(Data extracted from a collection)
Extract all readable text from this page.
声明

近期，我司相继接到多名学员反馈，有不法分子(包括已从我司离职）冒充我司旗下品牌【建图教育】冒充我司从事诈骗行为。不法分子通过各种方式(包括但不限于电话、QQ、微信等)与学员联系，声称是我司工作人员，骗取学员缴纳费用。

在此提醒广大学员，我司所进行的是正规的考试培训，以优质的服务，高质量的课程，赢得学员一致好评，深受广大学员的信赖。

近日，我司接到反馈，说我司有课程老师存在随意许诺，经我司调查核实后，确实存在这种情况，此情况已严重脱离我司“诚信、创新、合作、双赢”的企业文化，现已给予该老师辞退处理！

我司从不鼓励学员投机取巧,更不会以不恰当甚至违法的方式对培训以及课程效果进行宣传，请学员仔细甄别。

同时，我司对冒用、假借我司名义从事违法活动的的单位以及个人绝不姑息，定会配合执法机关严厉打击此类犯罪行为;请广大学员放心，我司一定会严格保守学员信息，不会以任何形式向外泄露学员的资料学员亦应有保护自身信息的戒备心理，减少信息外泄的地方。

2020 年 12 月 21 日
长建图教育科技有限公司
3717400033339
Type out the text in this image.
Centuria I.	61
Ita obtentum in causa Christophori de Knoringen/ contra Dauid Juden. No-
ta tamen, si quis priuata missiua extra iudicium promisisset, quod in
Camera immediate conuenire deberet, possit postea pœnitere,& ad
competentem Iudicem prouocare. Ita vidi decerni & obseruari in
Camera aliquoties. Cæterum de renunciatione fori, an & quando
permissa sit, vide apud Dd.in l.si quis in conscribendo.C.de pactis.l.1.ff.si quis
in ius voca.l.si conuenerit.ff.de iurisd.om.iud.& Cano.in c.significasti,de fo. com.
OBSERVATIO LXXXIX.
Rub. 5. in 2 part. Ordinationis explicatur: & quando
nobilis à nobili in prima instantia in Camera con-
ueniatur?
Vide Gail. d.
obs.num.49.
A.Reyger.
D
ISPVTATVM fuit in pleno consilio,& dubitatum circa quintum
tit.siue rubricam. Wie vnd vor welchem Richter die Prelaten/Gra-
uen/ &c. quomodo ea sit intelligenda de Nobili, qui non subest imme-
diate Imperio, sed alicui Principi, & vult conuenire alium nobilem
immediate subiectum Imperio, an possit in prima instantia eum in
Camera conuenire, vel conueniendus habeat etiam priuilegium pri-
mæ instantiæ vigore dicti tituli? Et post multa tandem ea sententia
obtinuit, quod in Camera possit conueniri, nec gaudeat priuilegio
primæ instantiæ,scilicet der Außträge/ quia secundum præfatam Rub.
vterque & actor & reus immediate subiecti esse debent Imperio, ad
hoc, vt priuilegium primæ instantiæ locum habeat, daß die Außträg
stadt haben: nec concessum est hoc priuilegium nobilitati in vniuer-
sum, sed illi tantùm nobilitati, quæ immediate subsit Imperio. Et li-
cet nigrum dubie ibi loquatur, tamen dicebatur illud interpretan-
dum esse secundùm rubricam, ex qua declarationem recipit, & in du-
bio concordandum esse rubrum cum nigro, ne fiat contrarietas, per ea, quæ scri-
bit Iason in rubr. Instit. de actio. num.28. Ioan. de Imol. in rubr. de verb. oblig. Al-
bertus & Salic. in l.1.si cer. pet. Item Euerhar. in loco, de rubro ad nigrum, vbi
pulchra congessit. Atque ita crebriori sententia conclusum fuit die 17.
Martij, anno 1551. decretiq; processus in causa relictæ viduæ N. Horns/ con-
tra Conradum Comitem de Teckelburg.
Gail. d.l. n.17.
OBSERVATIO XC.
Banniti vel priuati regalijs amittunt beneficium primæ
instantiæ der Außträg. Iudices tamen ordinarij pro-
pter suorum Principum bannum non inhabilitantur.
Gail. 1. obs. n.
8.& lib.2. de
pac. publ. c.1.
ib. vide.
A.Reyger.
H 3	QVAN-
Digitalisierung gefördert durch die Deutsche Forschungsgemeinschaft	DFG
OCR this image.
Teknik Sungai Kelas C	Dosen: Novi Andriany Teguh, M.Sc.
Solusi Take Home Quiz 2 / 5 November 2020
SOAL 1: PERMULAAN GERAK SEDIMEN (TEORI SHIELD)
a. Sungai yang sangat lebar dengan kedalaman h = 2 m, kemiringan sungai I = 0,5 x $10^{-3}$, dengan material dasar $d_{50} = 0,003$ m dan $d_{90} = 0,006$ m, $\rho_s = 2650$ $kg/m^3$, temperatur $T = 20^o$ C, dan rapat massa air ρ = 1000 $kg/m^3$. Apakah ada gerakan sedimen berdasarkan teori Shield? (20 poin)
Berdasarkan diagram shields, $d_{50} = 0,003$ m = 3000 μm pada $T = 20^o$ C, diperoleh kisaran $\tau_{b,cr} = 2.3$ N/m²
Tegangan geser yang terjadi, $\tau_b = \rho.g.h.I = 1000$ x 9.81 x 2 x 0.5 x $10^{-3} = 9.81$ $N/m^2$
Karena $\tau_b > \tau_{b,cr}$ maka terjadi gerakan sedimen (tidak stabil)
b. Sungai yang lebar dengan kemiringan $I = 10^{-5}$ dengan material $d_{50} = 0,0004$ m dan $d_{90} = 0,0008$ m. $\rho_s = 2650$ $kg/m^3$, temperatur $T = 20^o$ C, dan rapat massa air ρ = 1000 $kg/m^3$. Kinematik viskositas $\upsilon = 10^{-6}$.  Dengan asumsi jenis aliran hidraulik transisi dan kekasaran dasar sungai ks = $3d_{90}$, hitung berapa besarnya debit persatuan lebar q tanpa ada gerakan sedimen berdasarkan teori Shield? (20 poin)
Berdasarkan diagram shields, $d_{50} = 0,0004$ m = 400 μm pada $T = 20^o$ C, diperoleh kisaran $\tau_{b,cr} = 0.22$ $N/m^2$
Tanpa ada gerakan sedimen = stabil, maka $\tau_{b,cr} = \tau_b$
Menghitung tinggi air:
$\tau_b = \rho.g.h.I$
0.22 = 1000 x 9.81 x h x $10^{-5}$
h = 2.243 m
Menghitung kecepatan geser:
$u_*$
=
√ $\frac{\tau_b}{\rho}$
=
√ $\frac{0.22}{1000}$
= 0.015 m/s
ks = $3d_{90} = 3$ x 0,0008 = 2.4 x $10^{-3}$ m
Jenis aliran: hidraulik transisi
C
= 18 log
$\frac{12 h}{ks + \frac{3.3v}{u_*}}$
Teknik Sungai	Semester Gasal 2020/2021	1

Stated exercise - Output the entries verbatim.

Written answer -
Extract all readable text from this page.
声明

近期，我司相继接到多名学员反馈，有不法分子(包括已从我司离职）冒充我司旗下品牌【建图教育】冒充我司从事诈骗行为。不法分子通过各种方式(包括但不限于电话、QQ、微信等)与学员联系，声称是我司工作人员，骗取学员缴纳费用。

在此提醒广大学员，我司所进行的是正规的考试培训，以优质的服务，高质量的课程，赢得学员一致好评，深受广大学员的信赖。

近日，我司接到反馈，说我司有课程老师存在随意许诺，经我司调查核实后，确实存在这种情况，此情况已严重脱离我司“诚信、创新、合作、双赢”的企业文化，现已给予该老师辞退处理！

我司从不鼓励学员投机取巧,更不会以不恰当甚至违法的方式对培训以及课程效果进行宣传，请学员仔细甄别。

同时，我司对冒用、假借我司名义从事违法活动的的单位以及个人绝不姑息，定会配合执法机关严厉打击此类犯罪行为;请广大学员放心，我司一定会严格保守学员信息，不会以任何形式向外泄露学员的资料学员亦应有保护自身信息的戒备心理，减少信息外泄的地方。

2020 年 12 月 21 日
长建图教育科技有限公司
3717400033339
Type out the text in this image.
Centuria I.	61
Ita obtentum in causa Christophori de Knoringen/ contra Dauid Juden. No-
ta tamen, si quis priuata missiua extra iudicium promisisset, quod in
Camera immediate conuenire deberet, possit postea pœnitere,& ad
competentem Iudicem prouocare. Ita vidi decerni & obseruari in
Camera aliquoties. Cæterum de renunciatione fori, an & quando
permissa sit, vide apud Dd.in l.si quis in conscribendo.C.de pactis.l.1.ff.si quis
in ius voca.l.si conuenerit.ff.de iurisd.om.iud.& Cano.in c.significasti,de fo. com.
OBSERVATIO LXXXIX.
Rub. 5. in 2 part. Ordinationis explicatur: & quando
nobilis à nobili in prima instantia in Camera con-
ueniatur?
Vide Gail. d.
obs.num.49.
A.Reyger.
D
ISPVTATVM fuit in pleno consilio,& dubitatum circa quintum
tit.siue rubricam. Wie vnd vor welchem Richter die Prelaten/Gra-
uen/ &c. quomodo ea sit intelligenda de Nobili, qui non subest imme-
diate Imperio, sed alicui Principi, & vult conuenire alium nobilem
immediate subiectum Imperio, an possit in prima instantia eum in
Camera conuenire, vel conueniendus habeat etiam priuilegium pri-
mæ instantiæ vigore dicti tituli? Et post multa tandem ea sententia
obtinuit, quod in Camera possit conueniri, nec gaudeat priuilegio
primæ instantiæ,scilicet der Außträge/ quia secundum præfatam Rub.
vterque & actor & reus immediate subiecti esse debent Imperio, ad
hoc, vt priuilegium primæ instantiæ locum habeat, daß die Außträg
stadt haben: nec concessum est hoc priuilegium nobilitati in vniuer-
sum, sed illi tantùm nobilitati, quæ immediate subsit Imperio. Et li-
cet nigrum dubie ibi loquatur, tamen dicebatur illud interpretan-
dum esse secundùm rubricam, ex qua declarationem recipit, & in du-
bio concordandum esse rubrum cum nigro, ne fiat contrarietas, per ea, quæ scri-
bit Iason in rubr. Instit. de actio. num.28. Ioan. de Imol. in rubr. de verb. oblig. Al-
bertus & Salic. in l.1.si cer. pet. Item Euerhar. in loco, de rubro ad nigrum, vbi
pulchra congessit. Atque ita crebriori sententia conclusum fuit die 17.
Martij, anno 1551. decretiq; processus in causa relictæ viduæ N. Horns/ con-
tra Conradum Comitem de Teckelburg.
Gail. d.l. n.17.
OBSERVATIO XC.
Banniti vel priuati regalijs amittunt beneficium primæ
instantiæ der Außträg. Iudices tamen ordinarij pro-
pter suorum Principum bannum non inhabilitantur.
Gail. 1. obs. n.
8.& lib.2. de
pac. publ. c.1.
ib. vide.
A.Reyger.
H 3	QVAN-
Digitalisierung gefördert durch die Deutsche Forschungsgemeinschaft	DFG
OCR this image.
Teknik Sungai Kelas C	Dosen: Novi Andriany Teguh, M.Sc.
Solusi Take Home Quiz 2 / 5 November 2020
SOAL 1: PERMULAAN GERAK SEDIMEN (TEORI SHIELD)
a. Sungai yang sangat lebar dengan kedalaman h = 2 m, kemiringan sungai I = 0,5 x $10^{-3}$, dengan material dasar $d_{50} = 0,003$ m dan $d_{90} = 0,006$ m, $\rho_s = 2650$ $kg/m^3$, temperatur $T = 20^o$ C, dan rapat massa air ρ = 1000 $kg/m^3$. Apakah ada gerakan sedimen berdasarkan teori Shield? (20 poin)
Berdasarkan diagram shields, $d_{50} = 0,003$ m = 3000 μm pada $T = 20^o$ C, diperoleh kisaran $\tau_{b,cr} = 2.3$ N/m²
Tegangan geser yang terjadi, $\tau_b = \rho.g.h.I = 1000$ x 9.81 x 2 x 0.5 x $10^{-3} = 9.81$ $N/m^2$
Karena $\tau_b > \tau_{b,cr}$ maka terjadi gerakan sedimen (tidak stabil)
b. Sungai yang lebar dengan kemiringan $I = 10^{-5}$ dengan material $d_{50} = 0,0004$ m dan $d_{90} = 0,0008$ m. $\rho_s = 2650$ $kg/m^3$, temperatur $T = 20^o$ C, dan rapat massa air ρ = 1000 $kg/m^3$. Kinematik viskositas $\upsilon = 10^{-6}$.  Dengan asumsi jenis aliran hidraulik transisi dan kekasaran dasar sungai ks = $3d_{90}$, hitung berapa besarnya debit persatuan lebar q tanpa ada gerakan sedimen berdasarkan teori Shield? (20 poin)
Berdasarkan diagram shields, $d_{50} = 0,0004$ m = 400 μm pada $T = 20^o$ C, diperoleh kisaran $\tau_{b,cr} = 0.22$ $N/m^2$
Tanpa ada gerakan sedimen = stabil, maka $\tau_{b,cr} = \tau_b$
Menghitung tinggi air:
$\tau_b = \rho.g.h.I$
0.22 = 1000 x 9.81 x h x $10^{-5}$
h = 2.243 m
Menghitung kecepatan geser:
$u_*$
=
√ $\frac{\tau_b}{\rho}$
=
√ $\frac{0.22}{1000}$
= 0.015 m/s
ks = $3d_{90} = 3$ x 0,0008 = 2.4 x $10^{-3}$ m
Jenis aliran: hidraulik transisi
C
= 18 log
$\frac{12 h}{ks + \frac{3.3v}{u_*}}$
Teknik Sungai	Semester Gasal 2020/2021	1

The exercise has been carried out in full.